- Problem to solve
Leaving out all images, write out the records that follow exactly.

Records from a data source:
__________
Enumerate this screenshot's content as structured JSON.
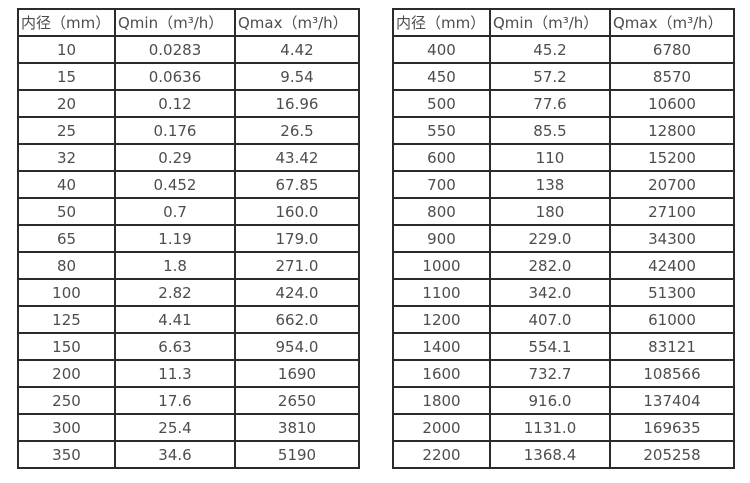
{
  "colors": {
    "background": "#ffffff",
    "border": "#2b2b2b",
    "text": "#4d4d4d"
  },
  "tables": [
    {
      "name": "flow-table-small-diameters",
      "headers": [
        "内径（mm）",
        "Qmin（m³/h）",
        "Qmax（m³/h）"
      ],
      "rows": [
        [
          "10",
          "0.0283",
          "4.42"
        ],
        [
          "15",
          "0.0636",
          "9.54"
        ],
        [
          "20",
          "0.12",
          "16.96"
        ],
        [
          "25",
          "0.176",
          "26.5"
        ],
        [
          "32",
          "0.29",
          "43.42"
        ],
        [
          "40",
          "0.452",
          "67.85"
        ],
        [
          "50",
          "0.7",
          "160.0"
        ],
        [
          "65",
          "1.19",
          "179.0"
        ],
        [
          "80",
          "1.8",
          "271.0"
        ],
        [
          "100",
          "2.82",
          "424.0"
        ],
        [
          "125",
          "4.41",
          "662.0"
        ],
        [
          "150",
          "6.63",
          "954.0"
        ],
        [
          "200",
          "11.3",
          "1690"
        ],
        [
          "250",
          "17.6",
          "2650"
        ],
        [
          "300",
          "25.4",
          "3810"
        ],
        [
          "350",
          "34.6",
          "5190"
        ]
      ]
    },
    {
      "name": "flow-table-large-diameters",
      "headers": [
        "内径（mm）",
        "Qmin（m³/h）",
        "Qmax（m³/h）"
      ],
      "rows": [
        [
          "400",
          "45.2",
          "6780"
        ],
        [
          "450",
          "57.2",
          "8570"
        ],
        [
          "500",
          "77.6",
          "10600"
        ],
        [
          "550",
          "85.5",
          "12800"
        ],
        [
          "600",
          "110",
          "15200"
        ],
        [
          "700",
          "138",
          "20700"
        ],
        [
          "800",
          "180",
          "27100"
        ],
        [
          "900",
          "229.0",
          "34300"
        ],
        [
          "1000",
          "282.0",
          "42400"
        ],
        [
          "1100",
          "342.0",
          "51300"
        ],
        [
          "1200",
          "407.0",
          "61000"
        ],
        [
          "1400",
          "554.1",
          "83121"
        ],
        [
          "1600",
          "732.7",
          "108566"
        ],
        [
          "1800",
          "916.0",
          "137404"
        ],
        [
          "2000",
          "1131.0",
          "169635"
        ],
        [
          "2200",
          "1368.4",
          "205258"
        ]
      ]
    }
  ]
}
__________
- Full response
Enumerate this screenshot's content as structured JSON.
{
  "colors": {
    "background": "#ffffff",
    "border": "#2b2b2b",
    "text": "#4d4d4d"
  },
  "tables": [
    {
      "name": "flow-table-small-diameters",
      "headers": [
        "内径（mm）",
        "Qmin（m³/h）",
        "Qmax（m³/h）"
      ],
      "rows": [
        [
          "10",
          "0.0283",
          "4.42"
        ],
        [
          "15",
          "0.0636",
          "9.54"
        ],
        [
          "20",
          "0.12",
          "16.96"
        ],
        [
          "25",
          "0.176",
          "26.5"
        ],
        [
          "32",
          "0.29",
          "43.42"
        ],
        [
          "40",
          "0.452",
          "67.85"
        ],
        [
          "50",
          "0.7",
          "160.0"
        ],
        [
          "65",
          "1.19",
          "179.0"
        ],
        [
          "80",
          "1.8",
          "271.0"
        ],
        [
          "100",
          "2.82",
          "424.0"
        ],
        [
          "125",
          "4.41",
          "662.0"
        ],
        [
          "150",
          "6.63",
          "954.0"
        ],
        [
          "200",
          "11.3",
          "1690"
        ],
        [
          "250",
          "17.6",
          "2650"
        ],
        [
          "300",
          "25.4",
          "3810"
        ],
        [
          "350",
          "34.6",
          "5190"
        ]
      ]
    },
    {
      "name": "flow-table-large-diameters",
      "headers": [
        "内径（mm）",
        "Qmin（m³/h）",
        "Qmax（m³/h）"
      ],
      "rows": [
        [
          "400",
          "45.2",
          "6780"
        ],
        [
          "450",
          "57.2",
          "8570"
        ],
        [
          "500",
          "77.6",
          "10600"
        ],
        [
          "550",
          "85.5",
          "12800"
        ],
        [
          "600",
          "110",
          "15200"
        ],
        [
          "700",
          "138",
          "20700"
        ],
        [
          "800",
          "180",
          "27100"
        ],
        [
          "900",
          "229.0",
          "34300"
        ],
        [
          "1000",
          "282.0",
          "42400"
        ],
        [
          "1100",
          "342.0",
          "51300"
        ],
        [
          "1200",
          "407.0",
          "61000"
        ],
        [
          "1400",
          "554.1",
          "83121"
        ],
        [
          "1600",
          "732.7",
          "108566"
        ],
        [
          "1800",
          "916.0",
          "137404"
        ],
        [
          "2000",
          "1131.0",
          "169635"
        ],
        [
          "2200",
          "1368.4",
          "205258"
        ]
      ]
    }
  ]
}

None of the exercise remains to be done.